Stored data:
* * *

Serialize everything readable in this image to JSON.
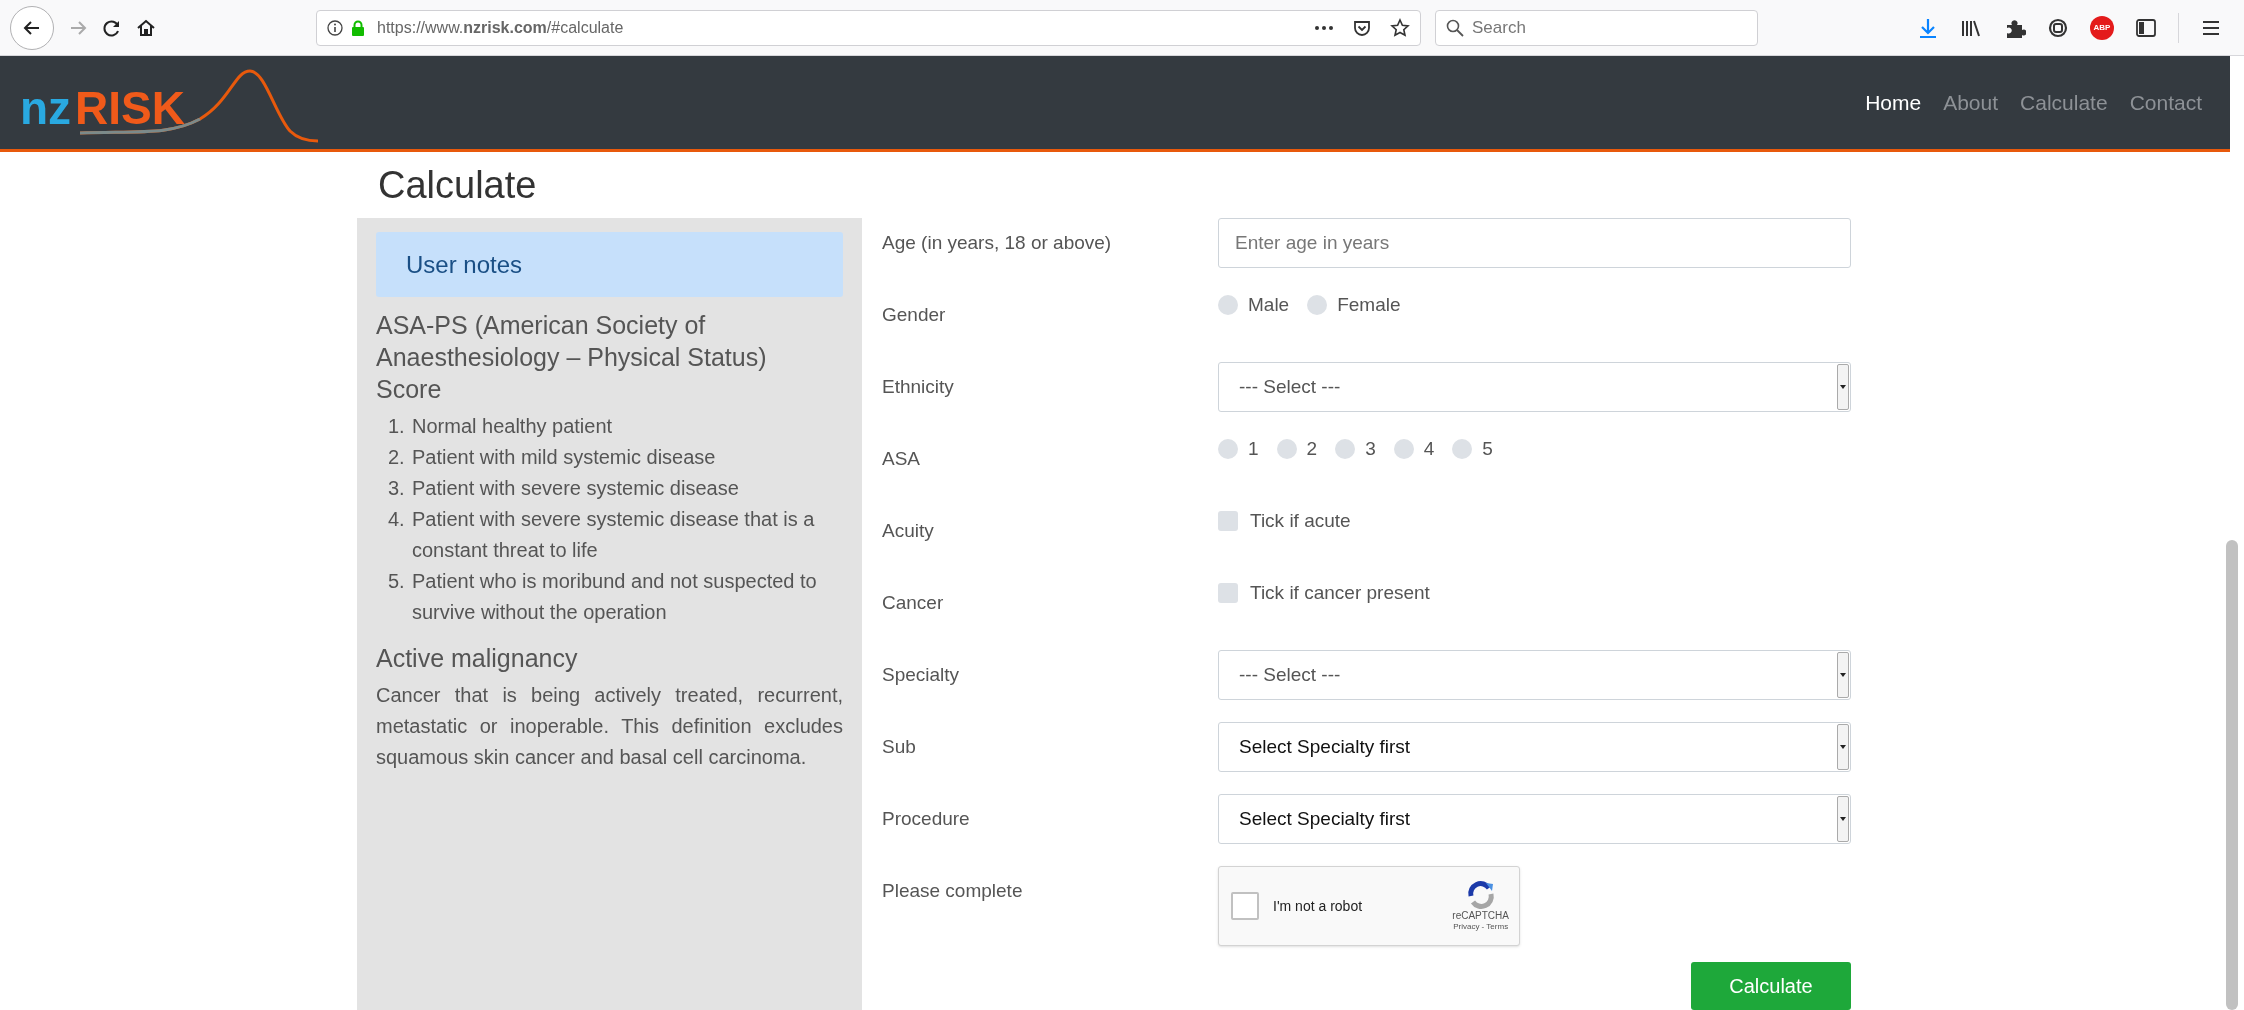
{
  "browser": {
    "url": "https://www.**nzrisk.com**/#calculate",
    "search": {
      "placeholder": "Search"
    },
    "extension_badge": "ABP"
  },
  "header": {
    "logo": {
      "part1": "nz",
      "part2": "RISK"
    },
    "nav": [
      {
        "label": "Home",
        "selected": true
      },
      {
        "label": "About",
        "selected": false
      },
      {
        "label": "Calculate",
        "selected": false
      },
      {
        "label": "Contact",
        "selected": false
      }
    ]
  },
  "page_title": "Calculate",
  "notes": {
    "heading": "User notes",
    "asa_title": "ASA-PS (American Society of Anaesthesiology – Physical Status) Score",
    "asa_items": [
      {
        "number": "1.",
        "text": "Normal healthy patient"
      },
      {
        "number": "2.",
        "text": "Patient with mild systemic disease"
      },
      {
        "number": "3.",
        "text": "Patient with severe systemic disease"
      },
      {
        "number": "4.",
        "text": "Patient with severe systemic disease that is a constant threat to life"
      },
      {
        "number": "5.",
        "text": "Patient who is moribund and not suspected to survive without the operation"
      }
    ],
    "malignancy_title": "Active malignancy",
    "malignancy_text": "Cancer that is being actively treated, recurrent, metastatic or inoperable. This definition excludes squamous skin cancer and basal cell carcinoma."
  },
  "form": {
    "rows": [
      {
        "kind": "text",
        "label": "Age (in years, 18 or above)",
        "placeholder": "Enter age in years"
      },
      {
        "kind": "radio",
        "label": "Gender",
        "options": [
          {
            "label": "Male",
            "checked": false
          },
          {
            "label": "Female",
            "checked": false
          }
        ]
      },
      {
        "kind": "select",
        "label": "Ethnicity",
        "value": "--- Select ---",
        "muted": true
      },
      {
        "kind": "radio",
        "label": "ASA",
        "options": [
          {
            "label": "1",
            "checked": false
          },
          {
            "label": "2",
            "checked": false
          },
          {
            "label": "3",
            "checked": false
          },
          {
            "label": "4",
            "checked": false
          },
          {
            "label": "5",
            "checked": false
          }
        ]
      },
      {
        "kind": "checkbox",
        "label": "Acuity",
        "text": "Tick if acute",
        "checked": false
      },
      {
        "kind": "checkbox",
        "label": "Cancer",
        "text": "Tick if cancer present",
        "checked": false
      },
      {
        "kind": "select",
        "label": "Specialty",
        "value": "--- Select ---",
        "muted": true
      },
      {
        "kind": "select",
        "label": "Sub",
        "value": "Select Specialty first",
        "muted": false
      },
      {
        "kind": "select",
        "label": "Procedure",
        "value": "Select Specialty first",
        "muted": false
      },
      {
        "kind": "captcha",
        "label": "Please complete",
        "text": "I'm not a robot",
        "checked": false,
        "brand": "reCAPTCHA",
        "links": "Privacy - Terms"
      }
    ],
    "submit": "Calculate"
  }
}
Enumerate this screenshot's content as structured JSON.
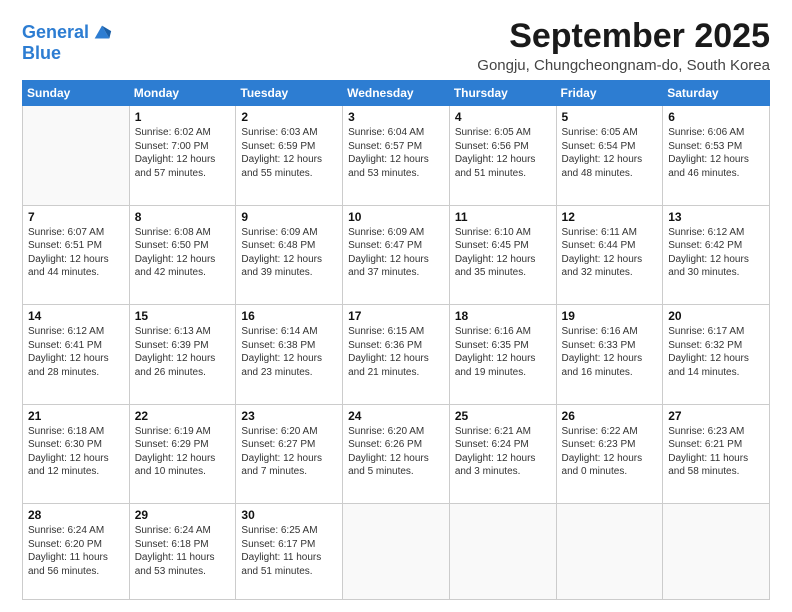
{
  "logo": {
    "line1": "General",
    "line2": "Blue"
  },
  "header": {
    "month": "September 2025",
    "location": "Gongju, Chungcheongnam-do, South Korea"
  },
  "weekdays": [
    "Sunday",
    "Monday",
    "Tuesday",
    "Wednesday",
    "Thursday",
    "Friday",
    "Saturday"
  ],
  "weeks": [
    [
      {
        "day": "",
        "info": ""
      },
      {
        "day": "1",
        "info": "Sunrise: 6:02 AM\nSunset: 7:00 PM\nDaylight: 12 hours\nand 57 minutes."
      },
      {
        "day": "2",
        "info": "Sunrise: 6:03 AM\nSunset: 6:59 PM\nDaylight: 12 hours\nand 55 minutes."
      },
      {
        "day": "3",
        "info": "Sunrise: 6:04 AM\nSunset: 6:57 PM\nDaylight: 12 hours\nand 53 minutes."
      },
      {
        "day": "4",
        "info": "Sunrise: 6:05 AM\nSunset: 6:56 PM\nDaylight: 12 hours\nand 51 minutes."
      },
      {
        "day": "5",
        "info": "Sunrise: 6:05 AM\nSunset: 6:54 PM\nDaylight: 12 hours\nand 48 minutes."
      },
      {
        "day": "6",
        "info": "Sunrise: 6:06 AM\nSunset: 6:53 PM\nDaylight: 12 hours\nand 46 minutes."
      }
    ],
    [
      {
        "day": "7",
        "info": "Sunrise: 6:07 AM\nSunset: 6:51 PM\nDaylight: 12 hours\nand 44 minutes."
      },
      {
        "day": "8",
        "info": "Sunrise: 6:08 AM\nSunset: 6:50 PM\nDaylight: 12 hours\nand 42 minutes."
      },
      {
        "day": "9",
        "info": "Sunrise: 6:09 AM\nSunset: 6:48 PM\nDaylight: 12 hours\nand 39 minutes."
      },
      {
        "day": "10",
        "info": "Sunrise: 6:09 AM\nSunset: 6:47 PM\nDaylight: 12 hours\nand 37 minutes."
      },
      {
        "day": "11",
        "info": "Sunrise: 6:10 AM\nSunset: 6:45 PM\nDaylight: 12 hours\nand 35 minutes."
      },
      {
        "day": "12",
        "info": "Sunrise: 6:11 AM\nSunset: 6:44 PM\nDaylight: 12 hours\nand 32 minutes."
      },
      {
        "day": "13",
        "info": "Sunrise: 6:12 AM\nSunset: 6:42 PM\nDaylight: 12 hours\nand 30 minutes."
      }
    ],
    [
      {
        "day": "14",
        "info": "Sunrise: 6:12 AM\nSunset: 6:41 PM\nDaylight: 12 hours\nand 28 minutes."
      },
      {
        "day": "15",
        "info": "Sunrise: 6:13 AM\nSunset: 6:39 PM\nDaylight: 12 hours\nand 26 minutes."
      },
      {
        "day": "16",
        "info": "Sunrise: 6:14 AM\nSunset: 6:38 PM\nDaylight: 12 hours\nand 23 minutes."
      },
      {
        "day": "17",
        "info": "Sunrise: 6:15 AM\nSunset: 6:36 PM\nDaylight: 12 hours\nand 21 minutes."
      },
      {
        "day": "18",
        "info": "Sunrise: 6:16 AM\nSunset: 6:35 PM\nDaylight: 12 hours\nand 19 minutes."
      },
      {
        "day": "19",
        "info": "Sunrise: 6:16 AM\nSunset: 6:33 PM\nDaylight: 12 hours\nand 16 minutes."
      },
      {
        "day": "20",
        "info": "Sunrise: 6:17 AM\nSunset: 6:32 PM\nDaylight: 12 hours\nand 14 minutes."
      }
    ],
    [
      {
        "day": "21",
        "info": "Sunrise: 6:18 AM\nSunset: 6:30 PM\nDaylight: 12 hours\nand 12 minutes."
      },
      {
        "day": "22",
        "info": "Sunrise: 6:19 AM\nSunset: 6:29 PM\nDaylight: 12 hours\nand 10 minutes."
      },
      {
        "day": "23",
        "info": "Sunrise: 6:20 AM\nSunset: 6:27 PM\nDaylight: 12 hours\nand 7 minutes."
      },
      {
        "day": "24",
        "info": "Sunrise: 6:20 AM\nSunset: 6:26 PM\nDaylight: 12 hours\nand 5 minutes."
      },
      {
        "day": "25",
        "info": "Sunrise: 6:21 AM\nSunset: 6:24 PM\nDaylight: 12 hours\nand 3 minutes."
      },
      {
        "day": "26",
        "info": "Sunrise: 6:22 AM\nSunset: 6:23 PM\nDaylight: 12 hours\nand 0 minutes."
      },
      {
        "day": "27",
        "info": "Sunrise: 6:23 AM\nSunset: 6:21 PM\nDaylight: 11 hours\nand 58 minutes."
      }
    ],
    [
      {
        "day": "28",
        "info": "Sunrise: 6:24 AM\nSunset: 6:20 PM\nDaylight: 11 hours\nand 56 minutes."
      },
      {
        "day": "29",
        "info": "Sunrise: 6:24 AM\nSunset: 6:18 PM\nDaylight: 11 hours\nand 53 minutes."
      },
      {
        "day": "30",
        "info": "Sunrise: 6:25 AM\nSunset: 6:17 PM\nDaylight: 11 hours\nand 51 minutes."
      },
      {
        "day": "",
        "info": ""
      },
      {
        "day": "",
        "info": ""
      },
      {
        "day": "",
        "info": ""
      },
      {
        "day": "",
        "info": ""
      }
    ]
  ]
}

* * *

What you have to do:
Copy out every line from the data above that has "number" in it.

Output for this exercise:
        "number": "1.",
        "number": "2.",
        "number": "3.",
        "number": "4.",
        "number": "5.",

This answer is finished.